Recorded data
(begin)

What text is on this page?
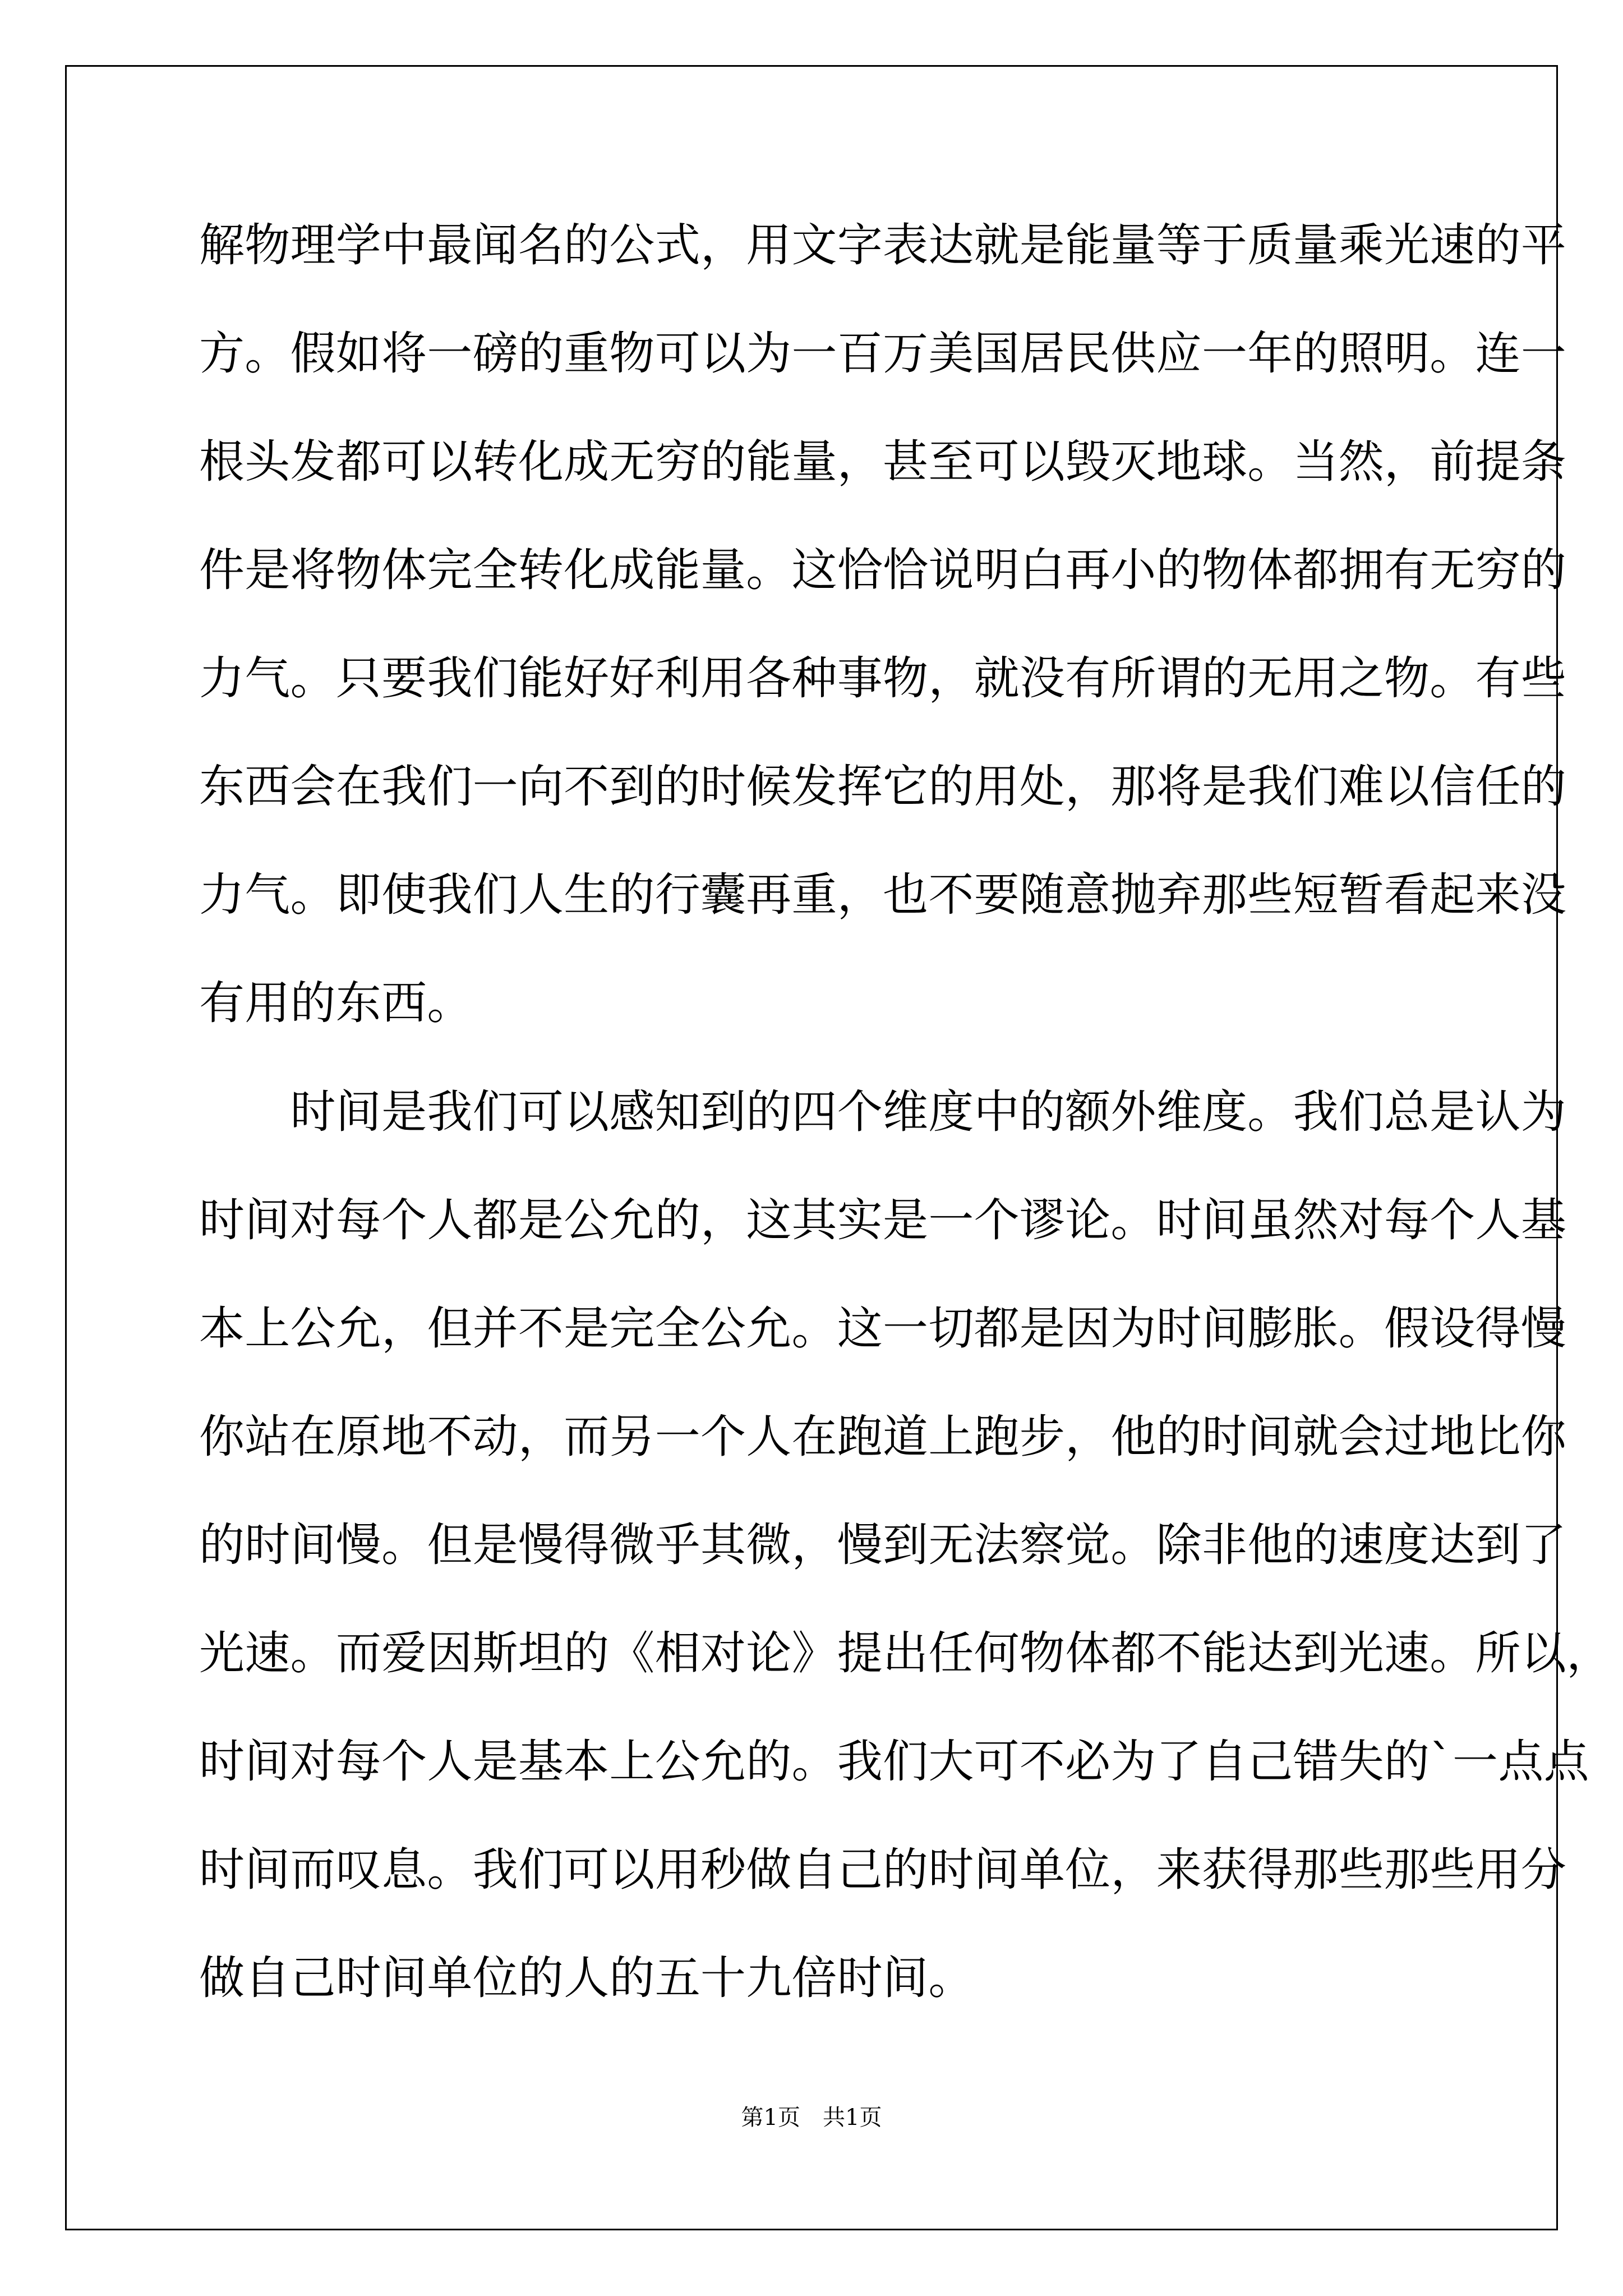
解物理学中最闻名的公式，用文字表达就是能量等于质量乘光速的平
方。假如将一磅的重物可以为一百万美国居民供应一年的照明。连一
根头发都可以转化成无穷的能量，甚至可以毁灭地球。当然，前提条
件是将物体完全转化成能量。这恰恰说明白再小的物体都拥有无穷的
力气。只要我们能好好利用各种事物，就没有所谓的无用之物。有些
东西会在我们一向不到的时候发挥它的用处，那将是我们难以信任的
力气。即使我们人生的行囊再重，也不要随意抛弃那些短暂看起来没
有用的东西。
　　时间是我们可以感知到的四个维度中的额外维度。我们总是认为
时间对每个人都是公允的，这其实是一个谬论。时间虽然对每个人基
本上公允，但并不是完全公允。这一切都是因为时间膨胀。假设得慢
你站在原地不动，而另一个人在跑道上跑步，他的时间就会过地比你
的时间慢。但是慢得微乎其微，慢到无法察觉。除非他的速度达到了
光速。而爱因斯坦的《相对论》提出任何物体都不能达到光速。所以，
时间对每个人是基本上公允的。我们大可不必为了自己错失的`一点点
时间而叹息。我们可以用秒做自己的时间单位，来获得那些那些用分
做自己时间单位的人的五十九倍时间。
第1页　共1页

(end)

_The task_. Reproduce all of the entries word for word, skipping any pictures they hold.

_Result of this task_.
What text is on this page?
解物理学中最闻名的公式，用文字表达就是能量等于质量乘光速的平
方。假如将一磅的重物可以为一百万美国居民供应一年的照明。连一
根头发都可以转化成无穷的能量，甚至可以毁灭地球。当然，前提条
件是将物体完全转化成能量。这恰恰说明白再小的物体都拥有无穷的
力气。只要我们能好好利用各种事物，就没有所谓的无用之物。有些
东西会在我们一向不到的时候发挥它的用处，那将是我们难以信任的
力气。即使我们人生的行囊再重，也不要随意抛弃那些短暂看起来没
有用的东西。
　　时间是我们可以感知到的四个维度中的额外维度。我们总是认为
时间对每个人都是公允的，这其实是一个谬论。时间虽然对每个人基
本上公允，但并不是完全公允。这一切都是因为时间膨胀。假设得慢
你站在原地不动，而另一个人在跑道上跑步，他的时间就会过地比你
的时间慢。但是慢得微乎其微，慢到无法察觉。除非他的速度达到了
光速。而爱因斯坦的《相对论》提出任何物体都不能达到光速。所以，
时间对每个人是基本上公允的。我们大可不必为了自己错失的`一点点
时间而叹息。我们可以用秒做自己的时间单位，来获得那些那些用分
做自己时间单位的人的五十九倍时间。
第1页　共1页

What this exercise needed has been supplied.